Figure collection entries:
══════

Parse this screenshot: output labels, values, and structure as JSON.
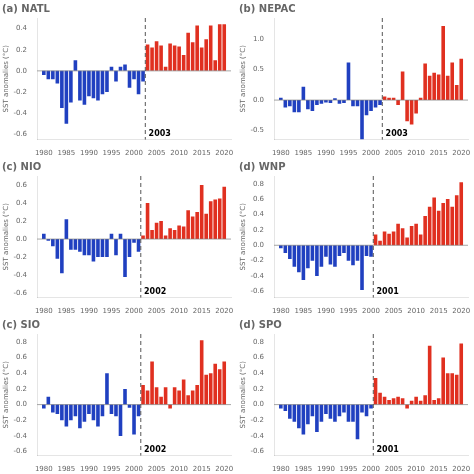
{
  "chart_data": [
    {
      "type": "bar",
      "title": "(a) NATL",
      "ylabel": "SST anomalies (°C)",
      "x": [
        1980,
        1981,
        1982,
        1983,
        1984,
        1985,
        1986,
        1987,
        1988,
        1989,
        1990,
        1991,
        1992,
        1993,
        1994,
        1995,
        1996,
        1997,
        1998,
        1999,
        2000,
        2001,
        2002,
        2003,
        2004,
        2005,
        2006,
        2007,
        2008,
        2009,
        2010,
        2011,
        2012,
        2013,
        2014,
        2015,
        2016,
        2017,
        2018,
        2019,
        2020
      ],
      "values": [
        -0.04,
        -0.08,
        -0.08,
        -0.12,
        -0.35,
        -0.5,
        -0.3,
        0.1,
        -0.28,
        -0.32,
        -0.24,
        -0.26,
        -0.28,
        -0.22,
        -0.2,
        0.04,
        -0.1,
        0.04,
        0.06,
        -0.16,
        -0.08,
        -0.22,
        -0.1,
        0.25,
        0.22,
        0.28,
        0.24,
        0.04,
        0.26,
        0.24,
        0.23,
        0.15,
        0.36,
        0.27,
        0.43,
        0.22,
        0.3,
        0.43,
        0.1,
        0.44,
        0.44
      ],
      "colors": [
        "#2040c0",
        "#2040c0",
        "#2040c0",
        "#2040c0",
        "#2040c0",
        "#2040c0",
        "#2040c0",
        "#2040c0",
        "#2040c0",
        "#2040c0",
        "#2040c0",
        "#2040c0",
        "#2040c0",
        "#2040c0",
        "#2040c0",
        "#2040c0",
        "#2040c0",
        "#2040c0",
        "#2040c0",
        "#2040c0",
        "#2040c0",
        "#2040c0",
        "#2040c0",
        "#e03020",
        "#e03020",
        "#e03020",
        "#e03020",
        "#e03020",
        "#e03020",
        "#e03020",
        "#e03020",
        "#e03020",
        "#e03020",
        "#e03020",
        "#e03020",
        "#e03020",
        "#e03020",
        "#e03020",
        "#e03020",
        "#e03020",
        "#e03020"
      ],
      "xlim": [
        1978.5,
        2021.5
      ],
      "xticks": [
        1980,
        1985,
        1990,
        1995,
        2000,
        2005,
        2010,
        2015,
        2020
      ],
      "ylim": [
        -0.65,
        0.5
      ],
      "yticks": [
        -0.6,
        -0.4,
        -0.2,
        {
          "value": 0,
          "label": "0.0"
        },
        0.2,
        0.4
      ],
      "grid": false,
      "annotations": [
        {
          "type": "hline",
          "y": 0,
          "color": "gray"
        },
        {
          "type": "vline",
          "x": 2002.5,
          "line_style": "dashed",
          "color": "#555555"
        },
        {
          "text": "2003",
          "x": 2003,
          "color": "black"
        }
      ]
    },
    {
      "type": "bar",
      "title": "(b) NEPAC",
      "ylabel": "SST anomalies (°C)",
      "x": [
        1980,
        1981,
        1982,
        1983,
        1984,
        1985,
        1986,
        1987,
        1988,
        1989,
        1990,
        1991,
        1992,
        1993,
        1994,
        1995,
        1996,
        1997,
        1998,
        1999,
        2000,
        2001,
        2002,
        2003,
        2004,
        2005,
        2006,
        2007,
        2008,
        2009,
        2010,
        2011,
        2012,
        2013,
        2014,
        2015,
        2016,
        2017,
        2018,
        2019,
        2020
      ],
      "values": [
        0.04,
        -0.12,
        -0.1,
        -0.2,
        -0.2,
        0.22,
        -0.15,
        -0.18,
        -0.08,
        -0.06,
        -0.04,
        -0.05,
        0.03,
        -0.06,
        -0.05,
        0.62,
        -0.1,
        -0.1,
        -0.65,
        -0.25,
        -0.18,
        -0.12,
        -0.08,
        0.06,
        0.04,
        0.04,
        -0.08,
        0.47,
        -0.35,
        -0.4,
        -0.22,
        0.04,
        0.6,
        0.4,
        0.45,
        0.42,
        1.22,
        0.4,
        0.62,
        0.25,
        0.68
      ],
      "colors": [
        "#2040c0",
        "#2040c0",
        "#2040c0",
        "#2040c0",
        "#2040c0",
        "#2040c0",
        "#2040c0",
        "#2040c0",
        "#2040c0",
        "#2040c0",
        "#2040c0",
        "#2040c0",
        "#2040c0",
        "#2040c0",
        "#2040c0",
        "#2040c0",
        "#2040c0",
        "#2040c0",
        "#2040c0",
        "#2040c0",
        "#2040c0",
        "#2040c0",
        "#2040c0",
        "#e03020",
        "#e03020",
        "#e03020",
        "#e03020",
        "#e03020",
        "#e03020",
        "#e03020",
        "#e03020",
        "#e03020",
        "#e03020",
        "#e03020",
        "#e03020",
        "#e03020",
        "#e03020",
        "#e03020",
        "#e03020",
        "#e03020",
        "#e03020"
      ],
      "xlim": [
        1978.5,
        2021.5
      ],
      "xticks": [
        1980,
        1985,
        1990,
        1995,
        2000,
        2005,
        2010,
        2015,
        2020
      ],
      "ylim": [
        -0.65,
        1.35
      ],
      "yticks": [
        -0.5,
        {
          "value": 0,
          "label": "0.0"
        },
        0.5,
        {
          "value": 1,
          "label": "1.0"
        }
      ],
      "grid": false,
      "annotations": [
        {
          "type": "hline",
          "y": 0,
          "color": "gray"
        },
        {
          "type": "vline",
          "x": 2002.5,
          "line_style": "dashed",
          "color": "#555555"
        },
        {
          "text": "2003",
          "x": 2003,
          "color": "black"
        }
      ]
    },
    {
      "type": "bar",
      "title": "(c) NIO",
      "ylabel": "SST anomalies (°C)",
      "x": [
        1980,
        1981,
        1982,
        1983,
        1984,
        1985,
        1986,
        1987,
        1988,
        1989,
        1990,
        1991,
        1992,
        1993,
        1994,
        1995,
        1996,
        1997,
        1998,
        1999,
        2000,
        2001,
        2002,
        2003,
        2004,
        2005,
        2006,
        2007,
        2008,
        2009,
        2010,
        2011,
        2012,
        2013,
        2014,
        2015,
        2016,
        2017,
        2018,
        2019,
        2020
      ],
      "values": [
        0.06,
        -0.02,
        -0.08,
        -0.22,
        -0.38,
        0.22,
        -0.12,
        -0.12,
        -0.14,
        -0.18,
        -0.18,
        -0.25,
        -0.2,
        -0.2,
        -0.2,
        0.06,
        -0.18,
        0.06,
        -0.42,
        -0.2,
        -0.04,
        -0.14,
        0.04,
        0.4,
        0.1,
        0.18,
        0.2,
        0.04,
        0.12,
        0.1,
        0.15,
        0.14,
        0.32,
        0.25,
        0.3,
        0.6,
        0.28,
        0.42,
        0.44,
        0.45,
        0.58
      ],
      "colors": [
        "#2040c0",
        "#2040c0",
        "#2040c0",
        "#2040c0",
        "#2040c0",
        "#2040c0",
        "#2040c0",
        "#2040c0",
        "#2040c0",
        "#2040c0",
        "#2040c0",
        "#2040c0",
        "#2040c0",
        "#2040c0",
        "#2040c0",
        "#2040c0",
        "#2040c0",
        "#2040c0",
        "#2040c0",
        "#2040c0",
        "#2040c0",
        "#2040c0",
        "#e03020",
        "#e03020",
        "#e03020",
        "#e03020",
        "#e03020",
        "#e03020",
        "#e03020",
        "#e03020",
        "#e03020",
        "#e03020",
        "#e03020",
        "#e03020",
        "#e03020",
        "#e03020",
        "#e03020",
        "#e03020",
        "#e03020",
        "#e03020",
        "#e03020"
      ],
      "xlim": [
        1978.5,
        2021.5
      ],
      "xticks": [
        1980,
        1985,
        1990,
        1995,
        2000,
        2005,
        2010,
        2015,
        2020
      ],
      "ylim": [
        -0.65,
        0.7
      ],
      "yticks": [
        -0.6,
        -0.4,
        -0.2,
        {
          "value": 0,
          "label": "0.0"
        },
        0.2,
        0.4,
        0.6
      ],
      "grid": false,
      "annotations": [
        {
          "type": "hline",
          "y": 0,
          "color": "gray"
        },
        {
          "type": "vline",
          "x": 2001.5,
          "line_style": "dashed",
          "color": "#555555"
        },
        {
          "text": "2002",
          "x": 2002,
          "color": "black"
        }
      ]
    },
    {
      "type": "bar",
      "title": "(d) WNP",
      "ylabel": "SST anomalies (°C)",
      "x": [
        1980,
        1981,
        1982,
        1983,
        1984,
        1985,
        1986,
        1987,
        1988,
        1989,
        1990,
        1991,
        1992,
        1993,
        1994,
        1995,
        1996,
        1997,
        1998,
        1999,
        2000,
        2001,
        2002,
        2003,
        2004,
        2005,
        2006,
        2007,
        2008,
        2009,
        2010,
        2011,
        2012,
        2013,
        2014,
        2015,
        2016,
        2017,
        2018,
        2019,
        2020
      ],
      "values": [
        -0.04,
        -0.1,
        -0.18,
        -0.28,
        -0.35,
        -0.45,
        -0.3,
        -0.2,
        -0.4,
        -0.28,
        -0.15,
        -0.25,
        -0.28,
        -0.14,
        -0.1,
        -0.2,
        -0.26,
        -0.2,
        -0.58,
        -0.14,
        -0.15,
        0.14,
        0.06,
        0.18,
        0.15,
        0.18,
        0.28,
        0.22,
        0.1,
        0.25,
        0.28,
        0.14,
        0.38,
        0.5,
        0.62,
        0.45,
        0.55,
        0.6,
        0.5,
        0.65,
        0.82
      ],
      "colors": [
        "#2040c0",
        "#2040c0",
        "#2040c0",
        "#2040c0",
        "#2040c0",
        "#2040c0",
        "#2040c0",
        "#2040c0",
        "#2040c0",
        "#2040c0",
        "#2040c0",
        "#2040c0",
        "#2040c0",
        "#2040c0",
        "#2040c0",
        "#2040c0",
        "#2040c0",
        "#2040c0",
        "#2040c0",
        "#2040c0",
        "#2040c0",
        "#e03020",
        "#e03020",
        "#e03020",
        "#e03020",
        "#e03020",
        "#e03020",
        "#e03020",
        "#e03020",
        "#e03020",
        "#e03020",
        "#e03020",
        "#e03020",
        "#e03020",
        "#e03020",
        "#e03020",
        "#e03020",
        "#e03020",
        "#e03020",
        "#e03020",
        "#e03020"
      ],
      "xlim": [
        1978.5,
        2021.5
      ],
      "xticks": [
        1980,
        1985,
        1990,
        1995,
        2000,
        2005,
        2010,
        2015,
        2020
      ],
      "ylim": [
        -0.68,
        0.9
      ],
      "yticks": [
        -0.6,
        -0.4,
        -0.2,
        {
          "value": 0,
          "label": "0.0"
        },
        0.2,
        0.4,
        0.6,
        0.8
      ],
      "grid": false,
      "annotations": [
        {
          "type": "hline",
          "y": 0,
          "color": "gray"
        },
        {
          "type": "vline",
          "x": 2000.5,
          "line_style": "dashed",
          "color": "#555555"
        },
        {
          "text": "2001",
          "x": 2001,
          "color": "black"
        }
      ]
    },
    {
      "type": "bar",
      "title": "(c) SIO",
      "ylabel": "SST anomalies (°C)",
      "x": [
        1980,
        1981,
        1982,
        1983,
        1984,
        1985,
        1986,
        1987,
        1988,
        1989,
        1990,
        1991,
        1992,
        1993,
        1994,
        1995,
        1996,
        1997,
        1998,
        1999,
        2000,
        2001,
        2002,
        2003,
        2004,
        2005,
        2006,
        2007,
        2008,
        2009,
        2010,
        2011,
        2012,
        2013,
        2014,
        2015,
        2016,
        2017,
        2018,
        2019,
        2020
      ],
      "values": [
        -0.05,
        0.1,
        -0.1,
        -0.12,
        -0.2,
        -0.28,
        -0.2,
        -0.15,
        -0.3,
        -0.22,
        -0.12,
        -0.2,
        -0.28,
        -0.15,
        0.4,
        -0.12,
        -0.15,
        -0.4,
        0.2,
        -0.04,
        -0.38,
        -0.15,
        0.25,
        0.18,
        0.55,
        0.22,
        0.1,
        0.22,
        -0.05,
        0.22,
        0.18,
        0.32,
        0.12,
        0.18,
        0.25,
        0.82,
        0.38,
        0.4,
        0.52,
        0.45,
        0.55
      ],
      "colors": [
        "#2040c0",
        "#2040c0",
        "#2040c0",
        "#2040c0",
        "#2040c0",
        "#2040c0",
        "#2040c0",
        "#2040c0",
        "#2040c0",
        "#2040c0",
        "#2040c0",
        "#2040c0",
        "#2040c0",
        "#2040c0",
        "#2040c0",
        "#2040c0",
        "#2040c0",
        "#2040c0",
        "#2040c0",
        "#2040c0",
        "#2040c0",
        "#2040c0",
        "#e03020",
        "#e03020",
        "#e03020",
        "#e03020",
        "#e03020",
        "#e03020",
        "#e03020",
        "#e03020",
        "#e03020",
        "#e03020",
        "#e03020",
        "#e03020",
        "#e03020",
        "#e03020",
        "#e03020",
        "#e03020",
        "#e03020",
        "#e03020",
        "#e03020"
      ],
      "xlim": [
        1978.5,
        2021.5
      ],
      "xticks": [
        1980,
        1985,
        1990,
        1995,
        2000,
        2005,
        2010,
        2015,
        2020
      ],
      "ylim": [
        -0.65,
        0.9
      ],
      "yticks": [
        -0.6,
        -0.4,
        -0.2,
        {
          "value": 0,
          "label": "0.0"
        },
        0.2,
        0.4,
        0.6,
        0.8
      ],
      "grid": false,
      "annotations": [
        {
          "type": "hline",
          "y": 0,
          "color": "gray"
        },
        {
          "type": "vline",
          "x": 2001.5,
          "line_style": "dashed",
          "color": "#555555"
        },
        {
          "text": "2002",
          "x": 2002,
          "color": "black"
        }
      ]
    },
    {
      "type": "bar",
      "title": "(d) SPO",
      "ylabel": "SST anomalies (°C)",
      "x": [
        1980,
        1981,
        1982,
        1983,
        1984,
        1985,
        1986,
        1987,
        1988,
        1989,
        1990,
        1991,
        1992,
        1993,
        1994,
        1995,
        1996,
        1997,
        1998,
        1999,
        2000,
        2001,
        2002,
        2003,
        2004,
        2005,
        2006,
        2007,
        2008,
        2009,
        2010,
        2011,
        2012,
        2013,
        2014,
        2015,
        2016,
        2017,
        2018,
        2019,
        2020
      ],
      "values": [
        -0.05,
        -0.08,
        -0.18,
        -0.22,
        -0.3,
        -0.38,
        -0.25,
        -0.15,
        -0.35,
        -0.22,
        -0.12,
        -0.18,
        -0.22,
        -0.15,
        -0.1,
        -0.22,
        -0.22,
        -0.44,
        -0.1,
        -0.15,
        -0.05,
        0.34,
        0.15,
        0.1,
        0.06,
        0.08,
        0.1,
        0.08,
        -0.05,
        0.05,
        0.1,
        0.05,
        0.12,
        0.75,
        0.06,
        0.08,
        0.6,
        0.4,
        0.4,
        0.38,
        0.78
      ],
      "colors": [
        "#2040c0",
        "#2040c0",
        "#2040c0",
        "#2040c0",
        "#2040c0",
        "#2040c0",
        "#2040c0",
        "#2040c0",
        "#2040c0",
        "#2040c0",
        "#2040c0",
        "#2040c0",
        "#2040c0",
        "#2040c0",
        "#2040c0",
        "#2040c0",
        "#2040c0",
        "#2040c0",
        "#2040c0",
        "#2040c0",
        "#2040c0",
        "#e03020",
        "#e03020",
        "#e03020",
        "#e03020",
        "#e03020",
        "#e03020",
        "#e03020",
        "#e03020",
        "#e03020",
        "#e03020",
        "#e03020",
        "#e03020",
        "#e03020",
        "#e03020",
        "#e03020",
        "#e03020",
        "#e03020",
        "#e03020",
        "#e03020",
        "#e03020"
      ],
      "xlim": [
        1978.5,
        2021.5
      ],
      "xticks": [
        1980,
        1985,
        1990,
        1995,
        2000,
        2005,
        2010,
        2015,
        2020
      ],
      "ylim": [
        -0.65,
        0.9
      ],
      "yticks": [
        -0.6,
        -0.4,
        -0.2,
        {
          "value": 0,
          "label": "0.0"
        },
        0.2,
        0.4,
        0.6,
        0.8
      ],
      "grid": false,
      "annotations": [
        {
          "type": "hline",
          "y": 0,
          "color": "gray"
        },
        {
          "type": "vline",
          "x": 2000.5,
          "line_style": "dashed",
          "color": "#555555"
        },
        {
          "text": "2001",
          "x": 2001,
          "color": "black"
        }
      ]
    }
  ]
}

══════

Requirements :: Tell how many lines of the records above hold the string "title". Give no other text.

Written response :: 6